» AIM OF THE TASK
Output the data exactly, with every line intact.
— begin DATA SHOWN —
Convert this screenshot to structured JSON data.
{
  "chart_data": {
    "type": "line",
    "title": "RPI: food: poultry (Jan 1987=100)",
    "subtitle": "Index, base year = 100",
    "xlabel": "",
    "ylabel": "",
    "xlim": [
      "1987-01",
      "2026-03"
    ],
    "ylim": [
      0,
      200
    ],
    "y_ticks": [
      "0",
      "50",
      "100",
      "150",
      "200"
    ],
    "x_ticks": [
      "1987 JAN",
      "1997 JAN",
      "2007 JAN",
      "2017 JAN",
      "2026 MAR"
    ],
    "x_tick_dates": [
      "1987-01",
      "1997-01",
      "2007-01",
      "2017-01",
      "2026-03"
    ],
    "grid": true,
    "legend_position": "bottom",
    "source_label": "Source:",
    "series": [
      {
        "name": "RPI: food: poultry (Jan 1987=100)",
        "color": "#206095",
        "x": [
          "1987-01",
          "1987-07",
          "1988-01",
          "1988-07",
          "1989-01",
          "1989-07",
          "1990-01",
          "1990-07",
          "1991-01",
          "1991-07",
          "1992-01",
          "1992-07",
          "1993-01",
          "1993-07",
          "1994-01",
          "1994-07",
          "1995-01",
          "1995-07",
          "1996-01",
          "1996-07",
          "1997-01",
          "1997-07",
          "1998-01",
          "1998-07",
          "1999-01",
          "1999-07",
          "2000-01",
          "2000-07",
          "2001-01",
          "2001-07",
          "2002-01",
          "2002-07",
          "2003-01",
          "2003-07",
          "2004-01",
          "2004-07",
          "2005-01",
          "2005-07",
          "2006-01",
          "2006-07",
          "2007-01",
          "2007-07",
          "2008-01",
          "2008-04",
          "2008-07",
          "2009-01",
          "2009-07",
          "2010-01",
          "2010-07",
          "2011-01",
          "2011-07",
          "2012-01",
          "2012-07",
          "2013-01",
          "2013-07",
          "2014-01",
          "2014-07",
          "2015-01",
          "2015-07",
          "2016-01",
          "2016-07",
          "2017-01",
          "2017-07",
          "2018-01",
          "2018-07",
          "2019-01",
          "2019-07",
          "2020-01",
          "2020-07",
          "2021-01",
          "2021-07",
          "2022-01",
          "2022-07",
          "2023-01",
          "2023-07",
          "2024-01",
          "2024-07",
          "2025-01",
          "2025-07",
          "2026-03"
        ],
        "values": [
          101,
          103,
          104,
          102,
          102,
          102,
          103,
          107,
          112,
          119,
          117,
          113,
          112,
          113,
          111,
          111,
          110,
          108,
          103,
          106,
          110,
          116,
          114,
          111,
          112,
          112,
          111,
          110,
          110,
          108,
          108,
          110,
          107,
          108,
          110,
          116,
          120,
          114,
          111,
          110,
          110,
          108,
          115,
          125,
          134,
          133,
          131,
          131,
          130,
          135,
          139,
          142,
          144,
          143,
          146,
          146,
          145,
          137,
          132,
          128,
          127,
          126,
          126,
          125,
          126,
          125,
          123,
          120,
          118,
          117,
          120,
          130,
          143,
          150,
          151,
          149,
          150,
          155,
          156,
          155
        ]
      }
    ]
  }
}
— end DATA SHOWN —
» THE REPLY
Convert this screenshot to structured JSON data.
{
  "chart_data": {
    "type": "line",
    "title": "RPI: food: poultry (Jan 1987=100)",
    "subtitle": "Index, base year = 100",
    "xlabel": "",
    "ylabel": "",
    "xlim": [
      "1987-01",
      "2026-03"
    ],
    "ylim": [
      0,
      200
    ],
    "y_ticks": [
      "0",
      "50",
      "100",
      "150",
      "200"
    ],
    "x_ticks": [
      "1987 JAN",
      "1997 JAN",
      "2007 JAN",
      "2017 JAN",
      "2026 MAR"
    ],
    "x_tick_dates": [
      "1987-01",
      "1997-01",
      "2007-01",
      "2017-01",
      "2026-03"
    ],
    "grid": true,
    "legend_position": "bottom",
    "source_label": "Source:",
    "series": [
      {
        "name": "RPI: food: poultry (Jan 1987=100)",
        "color": "#206095",
        "x": [
          "1987-01",
          "1987-07",
          "1988-01",
          "1988-07",
          "1989-01",
          "1989-07",
          "1990-01",
          "1990-07",
          "1991-01",
          "1991-07",
          "1992-01",
          "1992-07",
          "1993-01",
          "1993-07",
          "1994-01",
          "1994-07",
          "1995-01",
          "1995-07",
          "1996-01",
          "1996-07",
          "1997-01",
          "1997-07",
          "1998-01",
          "1998-07",
          "1999-01",
          "1999-07",
          "2000-01",
          "2000-07",
          "2001-01",
          "2001-07",
          "2002-01",
          "2002-07",
          "2003-01",
          "2003-07",
          "2004-01",
          "2004-07",
          "2005-01",
          "2005-07",
          "2006-01",
          "2006-07",
          "2007-01",
          "2007-07",
          "2008-01",
          "2008-04",
          "2008-07",
          "2009-01",
          "2009-07",
          "2010-01",
          "2010-07",
          "2011-01",
          "2011-07",
          "2012-01",
          "2012-07",
          "2013-01",
          "2013-07",
          "2014-01",
          "2014-07",
          "2015-01",
          "2015-07",
          "2016-01",
          "2016-07",
          "2017-01",
          "2017-07",
          "2018-01",
          "2018-07",
          "2019-01",
          "2019-07",
          "2020-01",
          "2020-07",
          "2021-01",
          "2021-07",
          "2022-01",
          "2022-07",
          "2023-01",
          "2023-07",
          "2024-01",
          "2024-07",
          "2025-01",
          "2025-07",
          "2026-03"
        ],
        "values": [
          101,
          103,
          104,
          102,
          102,
          102,
          103,
          107,
          112,
          119,
          117,
          113,
          112,
          113,
          111,
          111,
          110,
          108,
          103,
          106,
          110,
          116,
          114,
          111,
          112,
          112,
          111,
          110,
          110,
          108,
          108,
          110,
          107,
          108,
          110,
          116,
          120,
          114,
          111,
          110,
          110,
          108,
          115,
          125,
          134,
          133,
          131,
          131,
          130,
          135,
          139,
          142,
          144,
          143,
          146,
          146,
          145,
          137,
          132,
          128,
          127,
          126,
          126,
          125,
          126,
          125,
          123,
          120,
          118,
          117,
          120,
          130,
          143,
          150,
          151,
          149,
          150,
          155,
          156,
          155
        ]
      }
    ]
  }
}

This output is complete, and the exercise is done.